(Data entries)
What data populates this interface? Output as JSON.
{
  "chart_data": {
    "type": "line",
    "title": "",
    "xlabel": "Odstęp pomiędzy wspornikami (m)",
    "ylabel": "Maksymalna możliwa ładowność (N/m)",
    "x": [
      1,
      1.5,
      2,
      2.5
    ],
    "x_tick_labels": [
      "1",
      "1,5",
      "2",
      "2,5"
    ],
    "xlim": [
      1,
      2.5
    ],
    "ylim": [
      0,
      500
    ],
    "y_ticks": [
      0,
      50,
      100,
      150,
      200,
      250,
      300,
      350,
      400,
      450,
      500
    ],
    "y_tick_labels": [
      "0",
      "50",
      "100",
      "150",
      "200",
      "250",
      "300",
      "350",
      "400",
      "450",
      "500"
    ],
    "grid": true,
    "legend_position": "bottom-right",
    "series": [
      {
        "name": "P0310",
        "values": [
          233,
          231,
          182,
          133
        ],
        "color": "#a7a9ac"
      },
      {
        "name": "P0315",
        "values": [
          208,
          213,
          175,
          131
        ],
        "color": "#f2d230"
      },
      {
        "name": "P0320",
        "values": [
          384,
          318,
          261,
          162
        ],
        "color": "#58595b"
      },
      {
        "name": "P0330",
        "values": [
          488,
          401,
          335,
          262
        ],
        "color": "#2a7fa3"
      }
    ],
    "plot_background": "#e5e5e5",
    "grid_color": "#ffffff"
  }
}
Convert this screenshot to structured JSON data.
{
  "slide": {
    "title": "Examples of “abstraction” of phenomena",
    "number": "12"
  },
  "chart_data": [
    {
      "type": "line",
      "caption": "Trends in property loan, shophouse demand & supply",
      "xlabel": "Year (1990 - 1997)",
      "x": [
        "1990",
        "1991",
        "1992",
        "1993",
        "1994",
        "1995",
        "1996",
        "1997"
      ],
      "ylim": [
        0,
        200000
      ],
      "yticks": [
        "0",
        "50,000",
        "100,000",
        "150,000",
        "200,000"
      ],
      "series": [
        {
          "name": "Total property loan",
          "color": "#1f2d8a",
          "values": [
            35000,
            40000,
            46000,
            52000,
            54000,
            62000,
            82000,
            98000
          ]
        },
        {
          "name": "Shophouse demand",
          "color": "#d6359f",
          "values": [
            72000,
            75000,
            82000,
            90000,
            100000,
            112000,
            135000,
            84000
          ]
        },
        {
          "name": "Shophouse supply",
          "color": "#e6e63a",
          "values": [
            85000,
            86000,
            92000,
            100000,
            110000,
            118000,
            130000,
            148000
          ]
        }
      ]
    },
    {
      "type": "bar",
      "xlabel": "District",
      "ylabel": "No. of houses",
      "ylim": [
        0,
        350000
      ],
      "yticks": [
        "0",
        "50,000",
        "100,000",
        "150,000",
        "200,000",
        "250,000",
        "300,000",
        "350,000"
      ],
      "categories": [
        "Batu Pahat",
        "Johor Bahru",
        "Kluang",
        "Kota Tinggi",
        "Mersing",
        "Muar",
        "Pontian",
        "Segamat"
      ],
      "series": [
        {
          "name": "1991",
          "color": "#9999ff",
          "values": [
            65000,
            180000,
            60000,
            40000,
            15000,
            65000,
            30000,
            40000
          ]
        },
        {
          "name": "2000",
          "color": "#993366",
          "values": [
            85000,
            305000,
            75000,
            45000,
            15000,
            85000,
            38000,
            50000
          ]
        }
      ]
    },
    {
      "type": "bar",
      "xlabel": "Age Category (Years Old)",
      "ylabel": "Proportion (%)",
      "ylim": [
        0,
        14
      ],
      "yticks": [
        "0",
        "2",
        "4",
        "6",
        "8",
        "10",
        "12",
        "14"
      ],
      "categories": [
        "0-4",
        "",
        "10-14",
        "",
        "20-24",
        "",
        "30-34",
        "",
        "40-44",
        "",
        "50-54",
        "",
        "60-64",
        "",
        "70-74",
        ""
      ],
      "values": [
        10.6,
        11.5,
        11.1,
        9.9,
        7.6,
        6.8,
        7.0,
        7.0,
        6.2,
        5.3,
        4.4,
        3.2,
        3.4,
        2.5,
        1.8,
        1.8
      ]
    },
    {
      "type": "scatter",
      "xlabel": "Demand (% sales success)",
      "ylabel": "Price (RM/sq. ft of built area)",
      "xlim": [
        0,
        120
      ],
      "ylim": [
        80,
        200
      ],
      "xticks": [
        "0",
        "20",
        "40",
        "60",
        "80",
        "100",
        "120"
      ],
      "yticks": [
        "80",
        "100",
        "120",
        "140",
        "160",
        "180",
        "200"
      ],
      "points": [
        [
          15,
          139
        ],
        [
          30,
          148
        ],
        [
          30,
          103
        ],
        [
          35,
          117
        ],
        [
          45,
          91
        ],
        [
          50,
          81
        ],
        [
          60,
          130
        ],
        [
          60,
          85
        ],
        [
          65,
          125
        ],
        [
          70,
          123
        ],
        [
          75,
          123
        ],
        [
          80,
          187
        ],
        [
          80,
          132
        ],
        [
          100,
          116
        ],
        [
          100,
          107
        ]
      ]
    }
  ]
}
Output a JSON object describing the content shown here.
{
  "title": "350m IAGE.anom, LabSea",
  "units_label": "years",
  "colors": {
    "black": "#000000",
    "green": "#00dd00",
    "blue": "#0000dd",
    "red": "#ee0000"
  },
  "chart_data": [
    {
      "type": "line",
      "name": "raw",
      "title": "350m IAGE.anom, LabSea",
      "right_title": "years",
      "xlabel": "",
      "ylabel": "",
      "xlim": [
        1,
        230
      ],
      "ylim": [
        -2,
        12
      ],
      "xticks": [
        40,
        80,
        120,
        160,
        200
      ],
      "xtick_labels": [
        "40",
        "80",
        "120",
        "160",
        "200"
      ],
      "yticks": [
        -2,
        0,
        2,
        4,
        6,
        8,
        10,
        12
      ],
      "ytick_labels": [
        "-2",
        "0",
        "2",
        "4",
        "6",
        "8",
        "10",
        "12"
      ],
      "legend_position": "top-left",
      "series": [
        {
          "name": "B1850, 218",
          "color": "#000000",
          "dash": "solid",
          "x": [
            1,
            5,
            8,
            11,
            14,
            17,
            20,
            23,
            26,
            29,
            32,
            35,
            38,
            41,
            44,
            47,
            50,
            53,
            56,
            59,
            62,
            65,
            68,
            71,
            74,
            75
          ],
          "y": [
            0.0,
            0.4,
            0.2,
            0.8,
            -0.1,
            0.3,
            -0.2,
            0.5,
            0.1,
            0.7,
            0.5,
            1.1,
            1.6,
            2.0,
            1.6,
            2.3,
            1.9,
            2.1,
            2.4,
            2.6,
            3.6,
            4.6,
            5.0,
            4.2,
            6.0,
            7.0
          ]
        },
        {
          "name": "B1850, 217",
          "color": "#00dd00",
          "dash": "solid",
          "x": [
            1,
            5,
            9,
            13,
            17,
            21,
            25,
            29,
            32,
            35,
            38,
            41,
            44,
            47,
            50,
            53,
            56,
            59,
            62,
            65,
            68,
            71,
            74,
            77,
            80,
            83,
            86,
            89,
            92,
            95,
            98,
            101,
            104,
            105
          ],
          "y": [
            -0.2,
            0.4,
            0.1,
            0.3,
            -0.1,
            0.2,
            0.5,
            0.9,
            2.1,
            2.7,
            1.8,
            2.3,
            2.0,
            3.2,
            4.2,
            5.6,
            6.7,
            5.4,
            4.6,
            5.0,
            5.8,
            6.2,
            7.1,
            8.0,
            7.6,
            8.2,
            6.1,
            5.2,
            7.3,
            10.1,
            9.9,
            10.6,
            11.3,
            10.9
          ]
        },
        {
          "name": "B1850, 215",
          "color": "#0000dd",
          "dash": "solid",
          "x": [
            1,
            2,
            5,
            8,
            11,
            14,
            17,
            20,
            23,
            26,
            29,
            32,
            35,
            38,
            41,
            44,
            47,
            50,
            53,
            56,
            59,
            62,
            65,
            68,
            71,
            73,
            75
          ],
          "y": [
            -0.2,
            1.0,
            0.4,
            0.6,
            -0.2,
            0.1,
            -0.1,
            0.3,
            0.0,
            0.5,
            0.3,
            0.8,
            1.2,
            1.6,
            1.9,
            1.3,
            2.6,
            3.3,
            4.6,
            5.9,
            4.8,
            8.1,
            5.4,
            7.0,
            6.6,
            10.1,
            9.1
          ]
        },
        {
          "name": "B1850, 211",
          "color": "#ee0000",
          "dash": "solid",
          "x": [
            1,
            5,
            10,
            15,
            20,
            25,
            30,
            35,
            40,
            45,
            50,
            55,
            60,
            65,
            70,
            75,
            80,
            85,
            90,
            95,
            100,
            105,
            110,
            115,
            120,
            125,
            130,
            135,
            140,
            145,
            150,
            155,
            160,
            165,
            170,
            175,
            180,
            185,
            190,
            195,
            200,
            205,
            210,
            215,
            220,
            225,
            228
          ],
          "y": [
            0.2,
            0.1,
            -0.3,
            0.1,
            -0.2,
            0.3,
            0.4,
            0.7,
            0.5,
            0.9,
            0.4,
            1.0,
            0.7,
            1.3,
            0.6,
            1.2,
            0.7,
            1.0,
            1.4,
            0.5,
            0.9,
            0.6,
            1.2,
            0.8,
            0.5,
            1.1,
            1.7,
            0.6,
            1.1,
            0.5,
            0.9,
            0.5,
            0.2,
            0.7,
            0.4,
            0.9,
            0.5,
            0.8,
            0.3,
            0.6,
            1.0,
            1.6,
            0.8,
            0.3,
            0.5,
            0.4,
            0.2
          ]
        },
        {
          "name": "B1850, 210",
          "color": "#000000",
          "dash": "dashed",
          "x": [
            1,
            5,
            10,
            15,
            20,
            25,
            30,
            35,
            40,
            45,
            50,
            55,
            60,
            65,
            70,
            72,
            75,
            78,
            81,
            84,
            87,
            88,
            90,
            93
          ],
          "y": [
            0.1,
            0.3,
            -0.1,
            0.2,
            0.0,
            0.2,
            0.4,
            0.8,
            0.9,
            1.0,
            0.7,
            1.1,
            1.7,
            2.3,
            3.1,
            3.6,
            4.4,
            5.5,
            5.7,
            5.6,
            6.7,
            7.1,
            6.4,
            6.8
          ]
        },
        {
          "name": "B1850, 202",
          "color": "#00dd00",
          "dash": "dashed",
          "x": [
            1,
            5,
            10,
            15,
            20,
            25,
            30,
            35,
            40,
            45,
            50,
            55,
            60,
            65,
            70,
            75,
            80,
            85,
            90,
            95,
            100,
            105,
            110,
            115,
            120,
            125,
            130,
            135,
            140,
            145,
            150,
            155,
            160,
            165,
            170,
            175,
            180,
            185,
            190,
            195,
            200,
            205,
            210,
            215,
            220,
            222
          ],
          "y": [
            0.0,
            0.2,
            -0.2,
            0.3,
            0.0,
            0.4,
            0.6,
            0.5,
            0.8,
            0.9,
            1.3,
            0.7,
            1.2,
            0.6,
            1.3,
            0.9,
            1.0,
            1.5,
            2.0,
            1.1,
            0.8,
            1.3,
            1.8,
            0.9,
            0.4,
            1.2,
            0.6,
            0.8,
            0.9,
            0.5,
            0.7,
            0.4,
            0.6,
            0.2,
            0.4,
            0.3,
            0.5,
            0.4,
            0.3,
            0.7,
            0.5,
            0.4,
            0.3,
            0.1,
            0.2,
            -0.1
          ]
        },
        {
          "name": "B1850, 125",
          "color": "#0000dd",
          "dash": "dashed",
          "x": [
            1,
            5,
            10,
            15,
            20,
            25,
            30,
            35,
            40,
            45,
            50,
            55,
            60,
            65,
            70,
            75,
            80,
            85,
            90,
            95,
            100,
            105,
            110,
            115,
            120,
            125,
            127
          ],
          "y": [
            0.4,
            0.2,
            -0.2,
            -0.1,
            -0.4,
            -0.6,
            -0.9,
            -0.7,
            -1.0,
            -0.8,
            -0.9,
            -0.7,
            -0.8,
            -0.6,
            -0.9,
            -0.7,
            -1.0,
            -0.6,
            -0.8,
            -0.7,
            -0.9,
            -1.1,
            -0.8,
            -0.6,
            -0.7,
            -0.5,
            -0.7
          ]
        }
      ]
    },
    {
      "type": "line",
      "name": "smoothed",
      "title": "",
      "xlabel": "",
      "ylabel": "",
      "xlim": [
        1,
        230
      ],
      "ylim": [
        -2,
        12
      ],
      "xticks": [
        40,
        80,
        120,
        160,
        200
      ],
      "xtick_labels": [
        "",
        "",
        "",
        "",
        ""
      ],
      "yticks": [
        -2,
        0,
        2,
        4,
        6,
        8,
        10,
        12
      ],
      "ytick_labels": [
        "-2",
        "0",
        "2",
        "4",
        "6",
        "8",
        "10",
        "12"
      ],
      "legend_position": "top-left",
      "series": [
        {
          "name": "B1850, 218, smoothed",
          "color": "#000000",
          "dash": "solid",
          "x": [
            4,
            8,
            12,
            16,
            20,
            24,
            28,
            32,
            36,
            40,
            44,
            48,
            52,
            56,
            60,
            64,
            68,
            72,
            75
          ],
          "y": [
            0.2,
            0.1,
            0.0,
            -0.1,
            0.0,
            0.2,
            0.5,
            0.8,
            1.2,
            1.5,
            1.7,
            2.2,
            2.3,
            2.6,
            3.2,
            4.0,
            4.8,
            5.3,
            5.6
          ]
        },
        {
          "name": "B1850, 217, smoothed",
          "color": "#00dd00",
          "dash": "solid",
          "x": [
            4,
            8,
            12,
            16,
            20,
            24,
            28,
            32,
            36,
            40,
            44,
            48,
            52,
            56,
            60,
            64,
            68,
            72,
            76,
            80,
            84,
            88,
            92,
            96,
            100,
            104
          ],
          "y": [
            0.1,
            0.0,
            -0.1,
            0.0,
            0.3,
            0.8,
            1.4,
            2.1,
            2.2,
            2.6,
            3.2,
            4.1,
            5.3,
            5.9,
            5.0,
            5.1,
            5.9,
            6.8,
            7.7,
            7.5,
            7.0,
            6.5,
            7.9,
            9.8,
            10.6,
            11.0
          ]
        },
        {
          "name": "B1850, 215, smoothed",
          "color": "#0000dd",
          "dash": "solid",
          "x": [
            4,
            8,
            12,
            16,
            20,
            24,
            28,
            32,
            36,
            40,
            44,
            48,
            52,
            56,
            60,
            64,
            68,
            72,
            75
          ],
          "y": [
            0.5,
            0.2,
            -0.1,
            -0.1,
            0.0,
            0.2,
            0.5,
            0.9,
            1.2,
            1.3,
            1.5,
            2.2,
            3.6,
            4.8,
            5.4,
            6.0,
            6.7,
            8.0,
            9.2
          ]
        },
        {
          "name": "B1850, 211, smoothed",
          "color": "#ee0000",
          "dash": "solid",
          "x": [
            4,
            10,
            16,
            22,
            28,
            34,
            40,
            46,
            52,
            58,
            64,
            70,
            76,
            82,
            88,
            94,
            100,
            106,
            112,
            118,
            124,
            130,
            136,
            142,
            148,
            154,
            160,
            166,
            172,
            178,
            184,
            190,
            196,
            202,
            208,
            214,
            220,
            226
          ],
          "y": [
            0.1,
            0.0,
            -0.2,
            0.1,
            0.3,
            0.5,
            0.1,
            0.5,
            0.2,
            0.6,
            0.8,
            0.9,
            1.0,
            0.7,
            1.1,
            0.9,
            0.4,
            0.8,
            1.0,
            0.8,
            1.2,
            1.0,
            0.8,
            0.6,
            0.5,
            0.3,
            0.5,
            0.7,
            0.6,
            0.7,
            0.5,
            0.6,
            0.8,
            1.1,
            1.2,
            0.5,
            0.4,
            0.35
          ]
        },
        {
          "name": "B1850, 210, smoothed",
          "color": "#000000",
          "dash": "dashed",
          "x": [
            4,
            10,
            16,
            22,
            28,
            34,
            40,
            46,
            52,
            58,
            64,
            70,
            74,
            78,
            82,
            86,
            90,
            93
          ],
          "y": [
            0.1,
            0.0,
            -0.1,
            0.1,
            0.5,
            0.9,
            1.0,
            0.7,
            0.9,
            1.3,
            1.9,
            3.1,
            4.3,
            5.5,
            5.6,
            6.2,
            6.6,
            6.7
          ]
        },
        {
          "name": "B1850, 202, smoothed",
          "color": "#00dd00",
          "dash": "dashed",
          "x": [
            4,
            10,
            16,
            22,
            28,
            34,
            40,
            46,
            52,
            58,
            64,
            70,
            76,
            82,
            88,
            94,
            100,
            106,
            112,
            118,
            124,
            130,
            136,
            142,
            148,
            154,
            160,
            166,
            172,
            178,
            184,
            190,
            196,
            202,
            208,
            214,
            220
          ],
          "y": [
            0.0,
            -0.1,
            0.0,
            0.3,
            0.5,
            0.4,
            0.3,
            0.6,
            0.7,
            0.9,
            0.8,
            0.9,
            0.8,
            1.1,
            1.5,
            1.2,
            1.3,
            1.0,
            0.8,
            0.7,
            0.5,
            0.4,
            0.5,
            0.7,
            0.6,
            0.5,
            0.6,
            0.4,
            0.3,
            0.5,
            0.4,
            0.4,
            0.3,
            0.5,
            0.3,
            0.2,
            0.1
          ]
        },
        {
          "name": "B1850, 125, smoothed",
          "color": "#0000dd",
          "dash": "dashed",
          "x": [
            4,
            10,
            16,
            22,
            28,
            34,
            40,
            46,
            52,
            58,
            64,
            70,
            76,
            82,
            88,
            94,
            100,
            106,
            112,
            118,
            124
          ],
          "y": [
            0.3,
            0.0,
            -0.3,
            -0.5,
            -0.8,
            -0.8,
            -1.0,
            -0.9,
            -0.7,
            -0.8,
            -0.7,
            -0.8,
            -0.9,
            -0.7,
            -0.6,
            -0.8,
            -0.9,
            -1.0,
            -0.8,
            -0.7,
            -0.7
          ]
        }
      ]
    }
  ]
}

### EXERCISE TASK
Keep only those lines of the records that hold "ylabel", and return them.

### WRITTEN RESPONSE
    "ylabel": "Maksymalna możliwa ładowność (N/m)",
      "ylabel": "No. of houses",
      "ylabel": "Proportion (%)",
      "ylabel": "Price (RM/sq. ft of built area)",
      "ylabel": "",
      "ylabel": "",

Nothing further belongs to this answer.